Goal of the exercise -> Copy the data that follows exactly. Include no pictures.

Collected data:
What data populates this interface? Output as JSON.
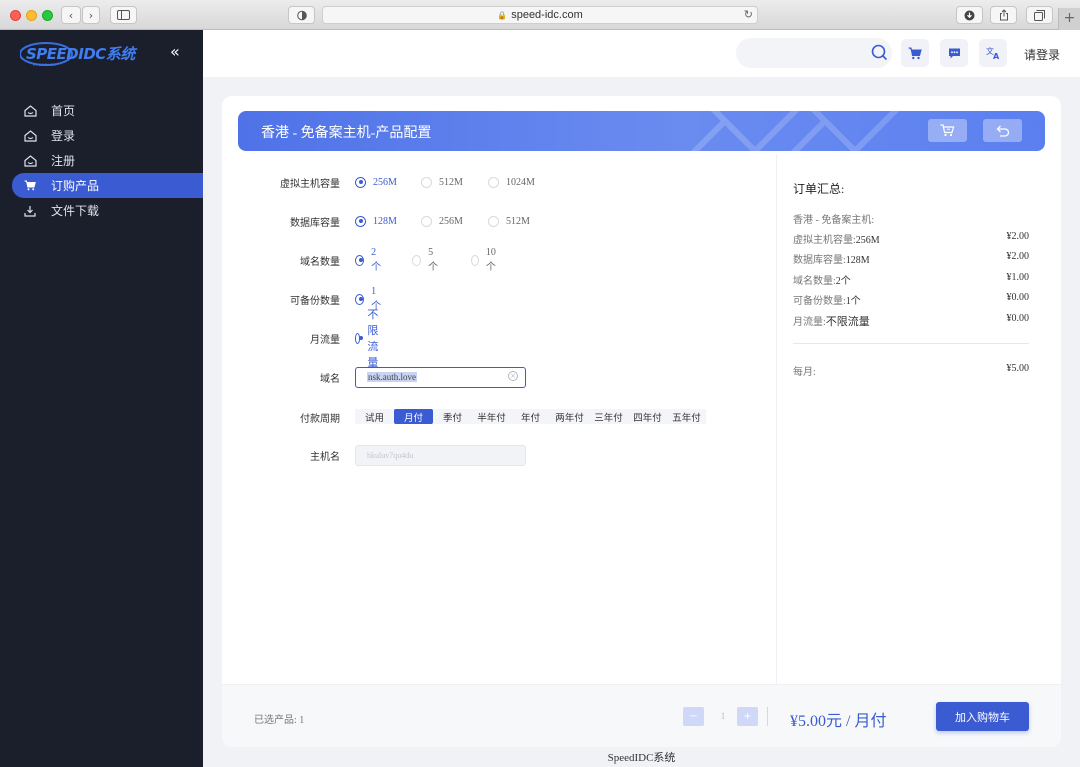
{
  "browser": {
    "url": "speed-idc.com"
  },
  "sidebar": {
    "logo_text": "SPEEDIDC系统",
    "items": [
      {
        "label": "首页",
        "icon": "home-icon",
        "active": false
      },
      {
        "label": "登录",
        "icon": "home-icon",
        "active": false
      },
      {
        "label": "注册",
        "icon": "home-icon",
        "active": false
      },
      {
        "label": "订购产品",
        "icon": "cart-icon",
        "active": true
      },
      {
        "label": "文件下载",
        "icon": "download-icon",
        "active": false
      }
    ]
  },
  "header": {
    "search_placeholder": "",
    "login_label": "请登录"
  },
  "banner": {
    "title": "香港 - 免备案主机-产品配置"
  },
  "form": {
    "vhost_capacity": {
      "label": "虚拟主机容量",
      "options": [
        "256M",
        "512M",
        "1024M"
      ],
      "selected": "256M"
    },
    "db_capacity": {
      "label": "数据库容量",
      "options": [
        "128M",
        "256M",
        "512M"
      ],
      "selected": "128M"
    },
    "domain_count": {
      "label": "域名数量",
      "options": [
        "2个",
        "5个",
        "10个"
      ],
      "selected": "2个"
    },
    "backup_count": {
      "label": "可备份数量",
      "options": [
        "1个"
      ],
      "selected": "1个"
    },
    "monthly_traffic": {
      "label": "月流量",
      "options": [
        "不限流量"
      ],
      "selected": "不限流量"
    },
    "domain": {
      "label": "域名",
      "value": "nsk.auth.love"
    },
    "billing_cycle": {
      "label": "付款周期",
      "options": [
        "试用",
        "月付",
        "季付",
        "半年付",
        "年付",
        "两年付",
        "三年付",
        "四年付",
        "五年付"
      ],
      "selected": "月付"
    },
    "hostname": {
      "label": "主机名",
      "placeholder": "hkuluv7qu4du"
    }
  },
  "summary": {
    "title": "订单汇总:",
    "product": "香港 - 免备案主机:",
    "lines": [
      {
        "name": "虚拟主机容量:",
        "value": "256M",
        "price": "¥2.00"
      },
      {
        "name": "数据库容量:",
        "value": "128M",
        "price": "¥2.00"
      },
      {
        "name": "域名数量:",
        "value": "2个",
        "price": "¥1.00"
      },
      {
        "name": "可备份数量:",
        "value": "1个",
        "price": "¥0.00"
      },
      {
        "name": "月流量:",
        "value": "不限流量",
        "price": "¥0.00"
      }
    ],
    "period_label": "每月:",
    "period_total": "¥5.00"
  },
  "footer": {
    "selected_text": "已选产品: 1",
    "quantity": "1",
    "price_text": "¥5.00元 / 月付",
    "add_cart_label": "加入购物车"
  },
  "copyright": "SpeedIDC系统",
  "colors": {
    "accent": "#3a5bd1",
    "sidebar_bg": "#1b1e2b",
    "page_bg": "#f0f2f5"
  }
}
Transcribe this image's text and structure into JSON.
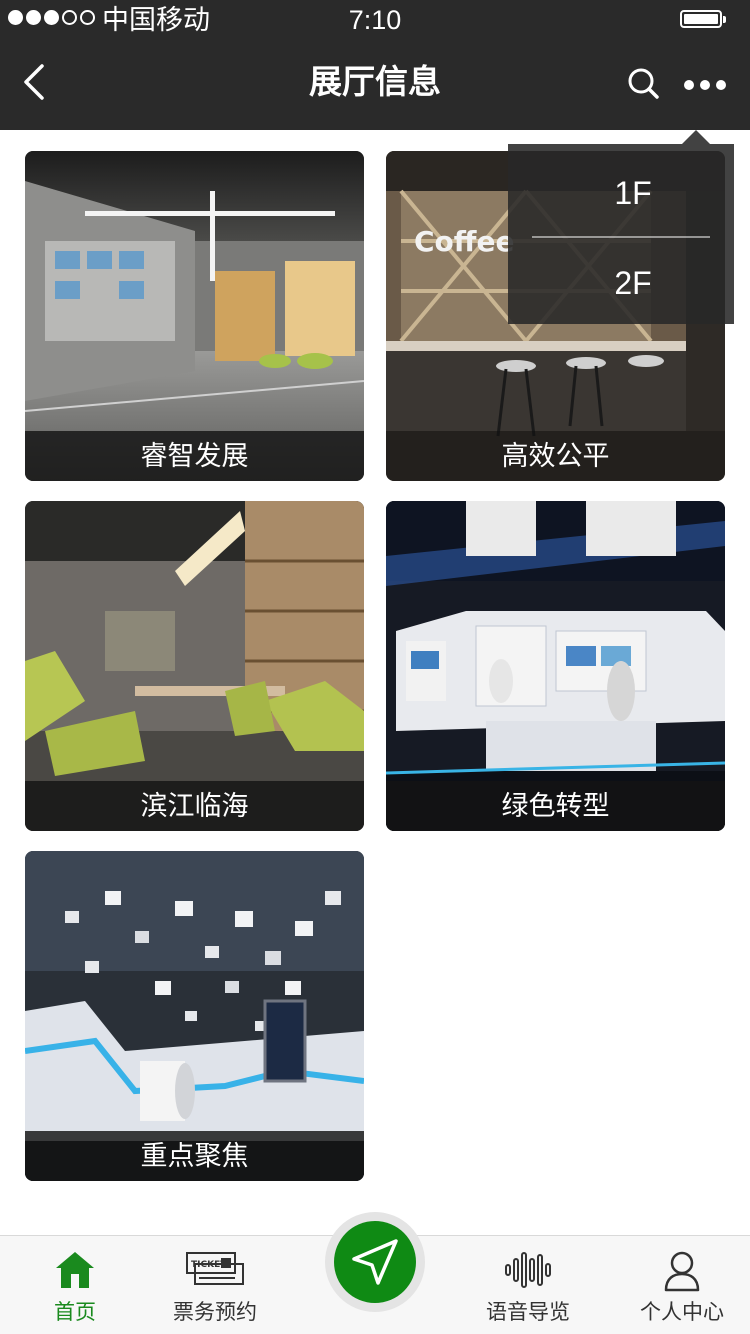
{
  "status_bar": {
    "carrier": "中国移动",
    "time": "7:10",
    "signal_strength": 3,
    "signal_max": 5
  },
  "nav": {
    "title": "展厅信息",
    "back_icon": "back-arrow-icon",
    "search_icon": "search-icon",
    "more_icon": "more-dots-icon"
  },
  "floor_menu": {
    "items": [
      "1F",
      "2F"
    ]
  },
  "halls": [
    {
      "name": "睿智发展"
    },
    {
      "name": "高效公平"
    },
    {
      "name": "滨江临海"
    },
    {
      "name": "绿色转型"
    },
    {
      "name": "重点聚焦"
    }
  ],
  "tabbar": {
    "items": [
      {
        "label": "首页",
        "icon": "home-icon",
        "active": true
      },
      {
        "label": "票务预约",
        "icon": "ticket-icon",
        "active": false
      },
      {
        "label": "",
        "icon": "navigate-arrow-icon",
        "active": false
      },
      {
        "label": "语音导览",
        "icon": "audio-wave-icon",
        "active": false
      },
      {
        "label": "个人中心",
        "icon": "user-icon",
        "active": false
      }
    ]
  },
  "colors": {
    "header_bg": "#2a2a2a",
    "accent_green": "#1a8a1e",
    "center_button_green": "#0f8a14"
  }
}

Complete response ->
What data populates this interface? Output as JSON.
{
  "browser": {
    "url": "speed-idc.com"
  },
  "sidebar": {
    "logo_text": "SPEEDIDC系统",
    "items": [
      {
        "label": "首页",
        "icon": "home-icon",
        "active": false
      },
      {
        "label": "登录",
        "icon": "home-icon",
        "active": false
      },
      {
        "label": "注册",
        "icon": "home-icon",
        "active": false
      },
      {
        "label": "订购产品",
        "icon": "cart-icon",
        "active": true
      },
      {
        "label": "文件下载",
        "icon": "download-icon",
        "active": false
      }
    ]
  },
  "header": {
    "search_placeholder": "",
    "login_label": "请登录"
  },
  "banner": {
    "title": "香港 - 免备案主机-产品配置"
  },
  "form": {
    "vhost_capacity": {
      "label": "虚拟主机容量",
      "options": [
        "256M",
        "512M",
        "1024M"
      ],
      "selected": "256M"
    },
    "db_capacity": {
      "label": "数据库容量",
      "options": [
        "128M",
        "256M",
        "512M"
      ],
      "selected": "128M"
    },
    "domain_count": {
      "label": "域名数量",
      "options": [
        "2个",
        "5个",
        "10个"
      ],
      "selected": "2个"
    },
    "backup_count": {
      "label": "可备份数量",
      "options": [
        "1个"
      ],
      "selected": "1个"
    },
    "monthly_traffic": {
      "label": "月流量",
      "options": [
        "不限流量"
      ],
      "selected": "不限流量"
    },
    "domain": {
      "label": "域名",
      "value": "nsk.auth.love"
    },
    "billing_cycle": {
      "label": "付款周期",
      "options": [
        "试用",
        "月付",
        "季付",
        "半年付",
        "年付",
        "两年付",
        "三年付",
        "四年付",
        "五年付"
      ],
      "selected": "月付"
    },
    "hostname": {
      "label": "主机名",
      "placeholder": "hkuluv7qu4du"
    }
  },
  "summary": {
    "title": "订单汇总:",
    "product": "香港 - 免备案主机:",
    "lines": [
      {
        "name": "虚拟主机容量:",
        "value": "256M",
        "price": "¥2.00"
      },
      {
        "name": "数据库容量:",
        "value": "128M",
        "price": "¥2.00"
      },
      {
        "name": "域名数量:",
        "value": "2个",
        "price": "¥1.00"
      },
      {
        "name": "可备份数量:",
        "value": "1个",
        "price": "¥0.00"
      },
      {
        "name": "月流量:",
        "value": "不限流量",
        "price": "¥0.00"
      }
    ],
    "period_label": "每月:",
    "period_total": "¥5.00"
  },
  "footer": {
    "selected_text": "已选产品: 1",
    "quantity": "1",
    "price_text": "¥5.00元 / 月付",
    "add_cart_label": "加入购物车"
  },
  "copyright": "SpeedIDC系统",
  "colors": {
    "accent": "#3a5bd1",
    "sidebar_bg": "#1b1e2b",
    "page_bg": "#f0f2f5"
  }
}
Transcribe this image's text and structure into JSON.
{
  "status_bar": {
    "carrier": "中国移动",
    "time": "7:10",
    "signal_strength": 3,
    "signal_max": 5
  },
  "nav": {
    "title": "展厅信息",
    "back_icon": "back-arrow-icon",
    "search_icon": "search-icon",
    "more_icon": "more-dots-icon"
  },
  "floor_menu": {
    "items": [
      "1F",
      "2F"
    ]
  },
  "halls": [
    {
      "name": "睿智发展"
    },
    {
      "name": "高效公平"
    },
    {
      "name": "滨江临海"
    },
    {
      "name": "绿色转型"
    },
    {
      "name": "重点聚焦"
    }
  ],
  "tabbar": {
    "items": [
      {
        "label": "首页",
        "icon": "home-icon",
        "active": true
      },
      {
        "label": "票务预约",
        "icon": "ticket-icon",
        "active": false
      },
      {
        "label": "",
        "icon": "navigate-arrow-icon",
        "active": false
      },
      {
        "label": "语音导览",
        "icon": "audio-wave-icon",
        "active": false
      },
      {
        "label": "个人中心",
        "icon": "user-icon",
        "active": false
      }
    ]
  },
  "colors": {
    "header_bg": "#2a2a2a",
    "accent_green": "#1a8a1e",
    "center_button_green": "#0f8a14"
  }
}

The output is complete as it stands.